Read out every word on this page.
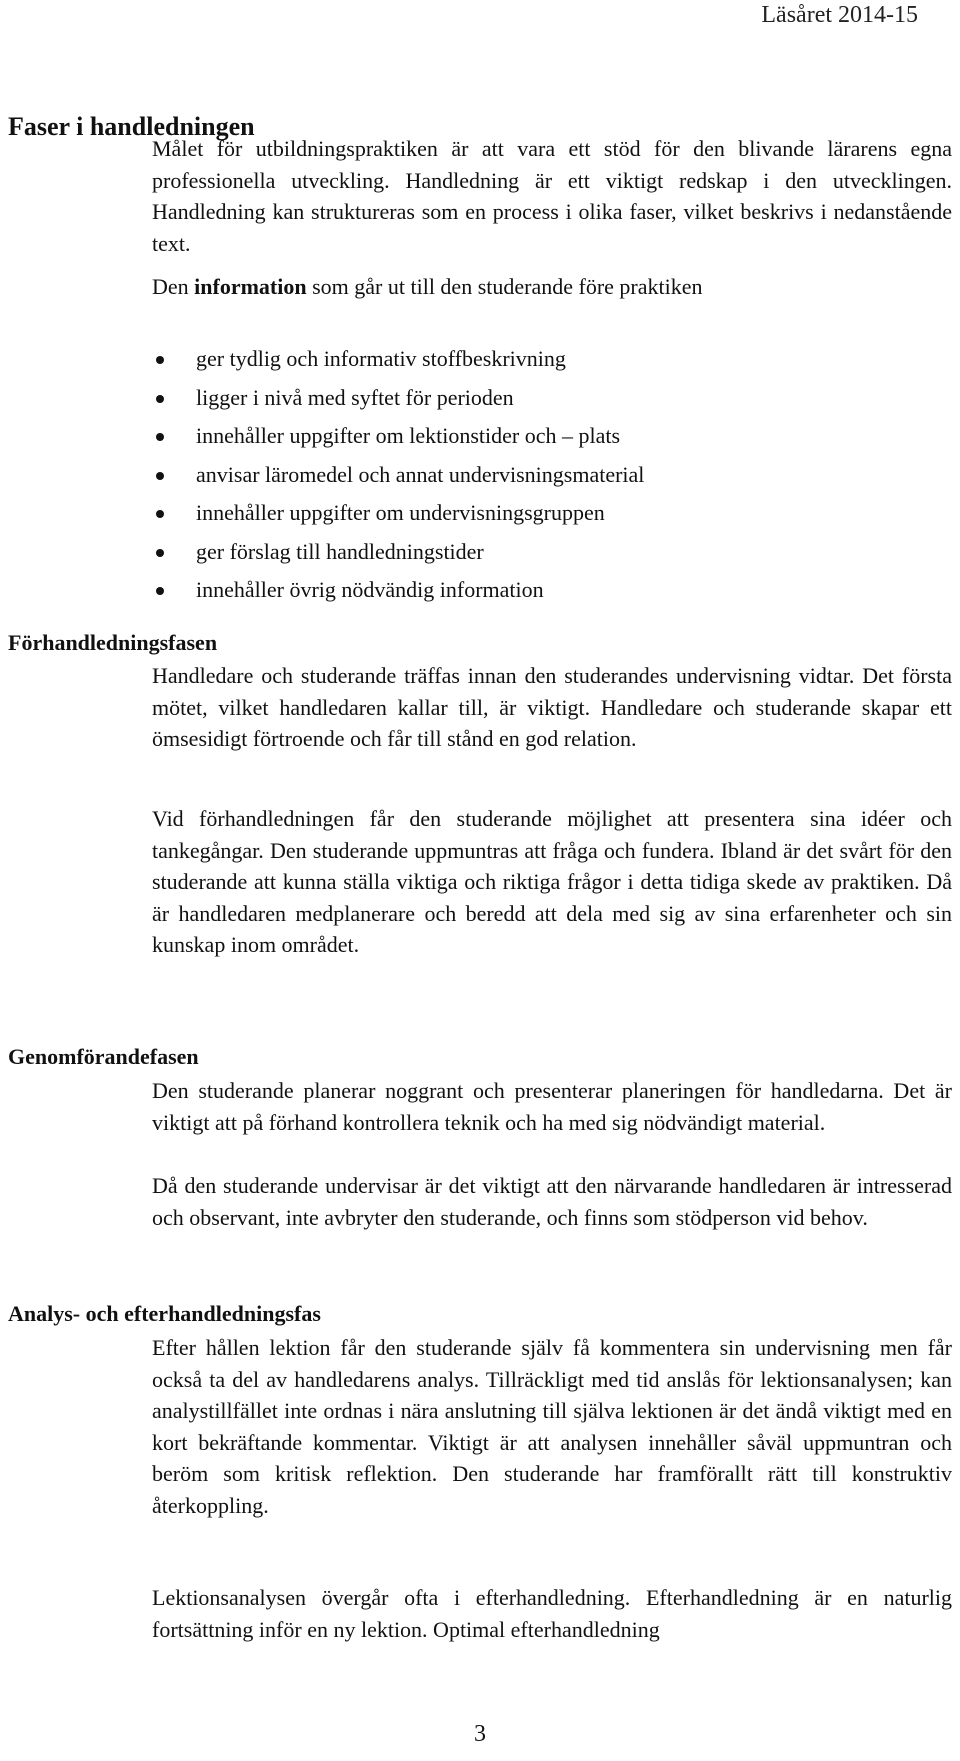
Läsåret 2014-15
Faser i handledningen

Målet för utbildningspraktiken är att vara ett stöd för den blivande lärarens egna professionella utveckling. Handledning är ett viktigt redskap i den utvecklingen. Handledning kan struktureras som en process i olika faser, vilket beskrivs i nedanstående text.

Den information som går ut till den studerande före praktiken

ger tydlig och informativ stoffbeskrivning
ligger i nivå med syftet för perioden
innehåller uppgifter om lektionstider och – plats
anvisar läromedel och annat undervisningsmaterial
innehåller uppgifter om undervisningsgruppen
ger förslag till handledningstider
innehåller övrig nödvändig information
Förhandledningsfasen

Handledare och studerande träffas innan den studerandes undervisning vidtar. Det första mötet, vilket handledaren kallar till, är viktigt. Handledare och studerande skapar ett ömsesidigt förtroende och får till stånd en god relation.

Vid förhandledningen får den studerande möjlighet att presentera sina idéer och tankegångar. Den studerande uppmuntras att fråga och fundera. Ibland är det svårt för den studerande att kunna ställa viktiga och riktiga frågor i detta tidiga skede av praktiken. Då är handledaren medplanerare och beredd att dela med sig av sina erfarenheter och sin kunskap inom området.

Genomförandefasen

Den studerande planerar noggrant och presenterar planeringen för handledarna. Det är viktigt att på förhand kontrollera teknik och ha med sig nödvändigt material.

Då den studerande undervisar är det viktigt att den närvarande handledaren är intresserad och observant, inte avbryter den studerande, och finns som stödperson vid behov.

Analys- och efterhandledningsfas

Efter hållen lektion får den studerande själv få kommentera sin undervisning men får också ta del av handledarens analys. Tillräckligt med tid anslås för lektionsanalysen; kan analystillfället inte ordnas i nära anslutning till själva lektionen är det ändå viktigt med en kort bekräftande kommentar. Viktigt är att analysen innehåller såväl uppmuntran och beröm som kritisk reflektion. Den studerande har framförallt rätt till konstruktiv återkoppling.

Lektionsanalysen övergår ofta i efterhandledning. Efterhandledning är en naturlig fortsättning inför en ny lektion. Optimal efterhandledning

3
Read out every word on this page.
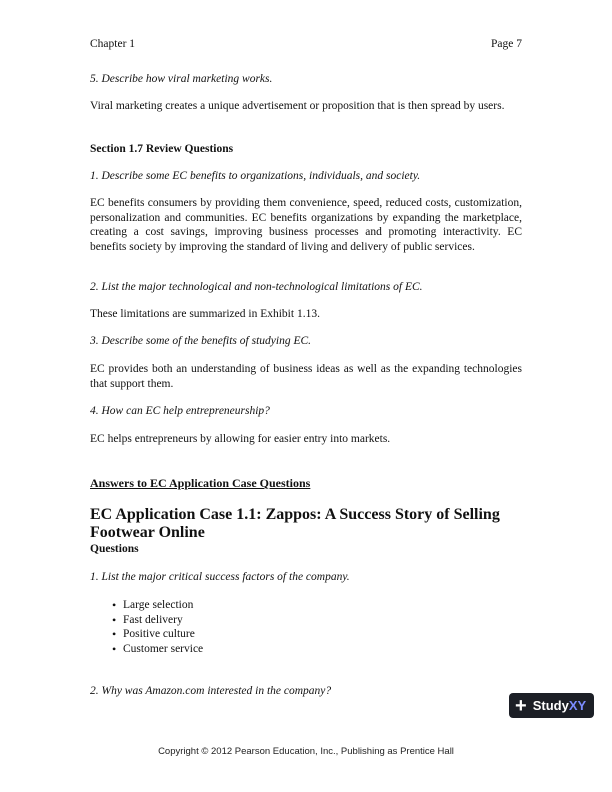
Chapter 1	Page 7
5. Describe how viral marketing works.
Viral marketing creates a unique advertisement or proposition that is then spread by users.
Section 1.7 Review Questions
1. Describe some EC benefits to organizations, individuals, and society.
EC benefits consumers by providing them convenience, speed, reduced costs, customization, personalization and communities. EC benefits organizations by expanding the marketplace, creating a cost savings, improving business processes and promoting interactivity. EC benefits society by improving the standard of living and delivery of public services.
2. List the major technological and non-technological limitations of EC.
These limitations are summarized in Exhibit 1.13.
3. Describe some of the benefits of studying EC.
EC provides both an understanding of business ideas as well as the expanding technologies that support them.
4. How can EC help entrepreneurship?
EC helps entrepreneurs by allowing for easier entry into markets.
Answers to EC Application Case Questions
EC Application Case 1.1: Zappos: A Success Story of Selling Footwear Online
Questions
1. List the major critical success factors of the company.
• Large selection
• Fast delivery
• Positive culture
• Customer service
2. Why was Amazon.com interested in the company?
+ StudyXY
Copyright © 2012 Pearson Education, Inc., Publishing as Prentice Hall
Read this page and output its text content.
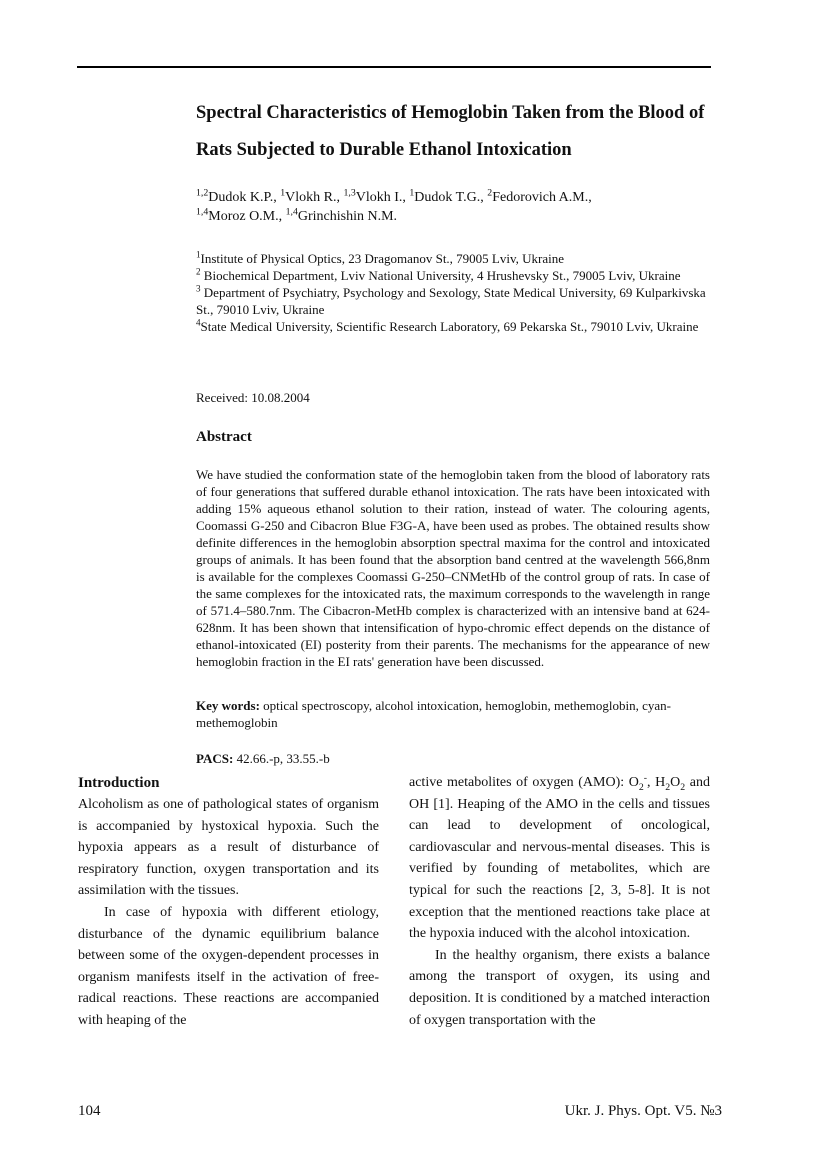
Spectral Characteristics of Hemoglobin Taken from the Blood of Rats Subjected to Durable Ethanol Intoxication
$^{1,2}$Dudok K.P., $^1$Vlokh R., $^{1,3}$Vlokh I., $^1$Dudok T.G., $^2$Fedorovich A.M.,
$^{1,4}$Moroz O.M., $^{1,4}$Grinchishin N.M.
$^1$Institute of Physical Optics, 23 Dragomanov St., 79005 Lviv, Ukraine
$^2$ Biochemical Department, Lviv National University, 4 Hrushevsky St., 79005 Lviv, Ukraine
$^3$ Department of Psychiatry, Psychology and Sexology, State Medical University, 69 Kulparkivska St., 79010 Lviv, Ukraine
$^4$State Medical University, Scientific Research Laboratory, 69 Pekarska St., 79010 Lviv, Ukraine
Received: 10.08.2004
Abstract
We have studied the conformation state of the hemoglobin taken from the blood of laboratory rats of four generations that suffered durable ethanol intoxication. The rats have been intoxicated with adding 15% aqueous ethanol solution to their ration, instead of water. The colouring agents, Coomassi G-250 and Cibacron Blue F3G-A, have been used as probes. The obtained results show definite differences in the hemoglobin absorption spectral maxima for the control and intoxicated groups of animals. It has been found that the absorption band centred at the wavelength 566,8nm is available for the complexes Coomassi G-250–CNMetHb of the control group of rats. In case of the same complexes for the intoxicated rats, the maximum corresponds to the wavelength in range of 571.4–580.7nm. The Cibacron-MetHb complex is characterized with an intensive band at 624-628nm. It has been shown that intensification of hypo-chromic effect depends on the distance of ethanol-intoxicated (EI) posterity from their parents. The mechanisms for the appearance of new hemoglobin fraction in the EI rats' generation have been discussed.
Key words: optical spectroscopy, alcohol intoxication, hemoglobin, methemoglobin, cyan-methemoglobin
PACS: 42.66.-p, 33.55.-b
Introduction

Alcoholism as one of pathological states of organism is accompanied by hystoxical hypoxia. Such the hypoxia appears as a result of disturbance of respiratory function, oxygen transportation and its assimilation with the tissues.

In case of hypoxia with different etiology, disturbance of the dynamic equilibrium balance between some of the oxygen-dependent processes in organism manifests itself in the activation of free-radical reactions. These reactions are accompanied with heaping of the

active metabolites of oxygen (AMO): $O_2^-$, $H_2O_2$ and OH [1]. Heaping of the AMO in the cells and tissues can lead to development of oncological, cardiovascular and nervous-mental diseases. This is verified by founding of metabolites, which are typical for such the reactions [2, 3, 5-8]. It is not exception that the mentioned reactions take place at the hypoxia induced with the alcohol intoxication.

In the healthy organism, there exists a balance among the transport of oxygen, its using and deposition. It is conditioned by a matched interaction of oxygen transportation with the

104	Ukr. J. Phys. Opt. V5. №3
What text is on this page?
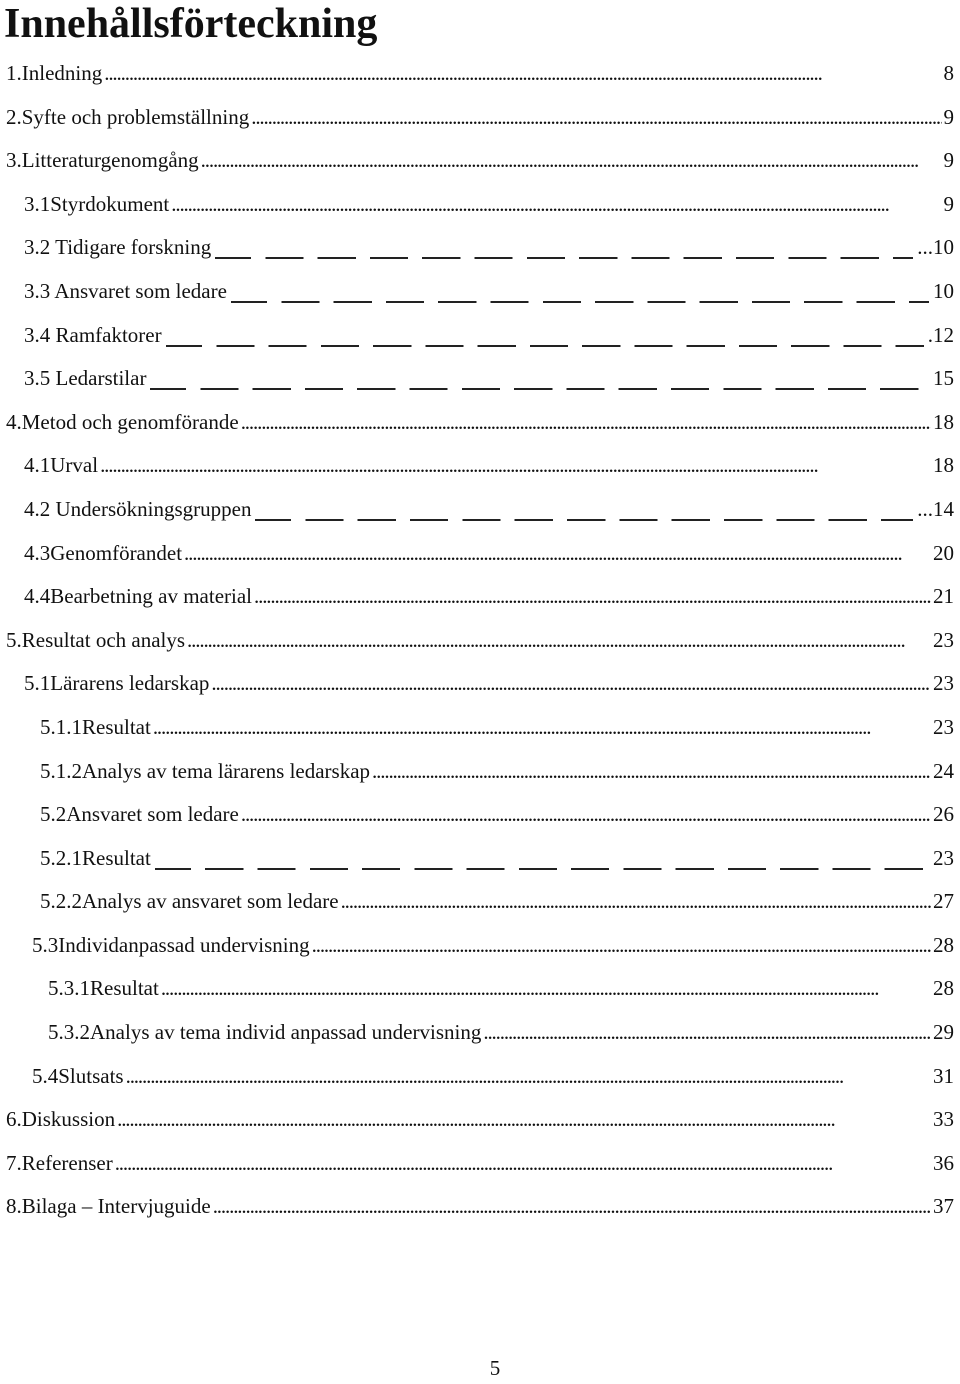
Innehållsförteckning
1.Inledning . . .	8
2.Syfte och problemställning . . .	9
3.Litteraturgenomgång . . .	9
3.1Styrdokument . . .	9
3.2 Tidigare forskning	...10
3.3 Ansvaret som ledare	10
3.4 Ramfaktorer	.12
3.5 Ledarstilar	15
4.Metod och genomförande . . .	18
4.1Urval . . .	18
4.2 Undersökningsgruppen	...14
4.3Genomförandet . . .	20
4.4Bearbetning av material . . .	21
5.Resultat och analys . . .	23
5.1Lärarens ledarskap . . .	23
5.1.1Resultat . . .	23
5.1.2Analys av tema lärarens ledarskap . . .	24
5.2Ansvaret som ledare . . .	26
5.2.1Resultat	23
5.2.2Analys av ansvaret som ledare . . .	27
5.3Individanpassad undervisning . . .	28
5.3.1Resultat . . .	28
5.3.2Analys av tema individ anpassad undervisning . . .	29
5.4Slutsats . . .	31
6.Diskussion . . .	33
7.Referenser . . .	36
8.Bilaga – Intervjuguide . . .	37
5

▬▬▬▬▬▬▬▬▬▬

Your answer must be a single number: the count of lines above that contain the string "Department".

2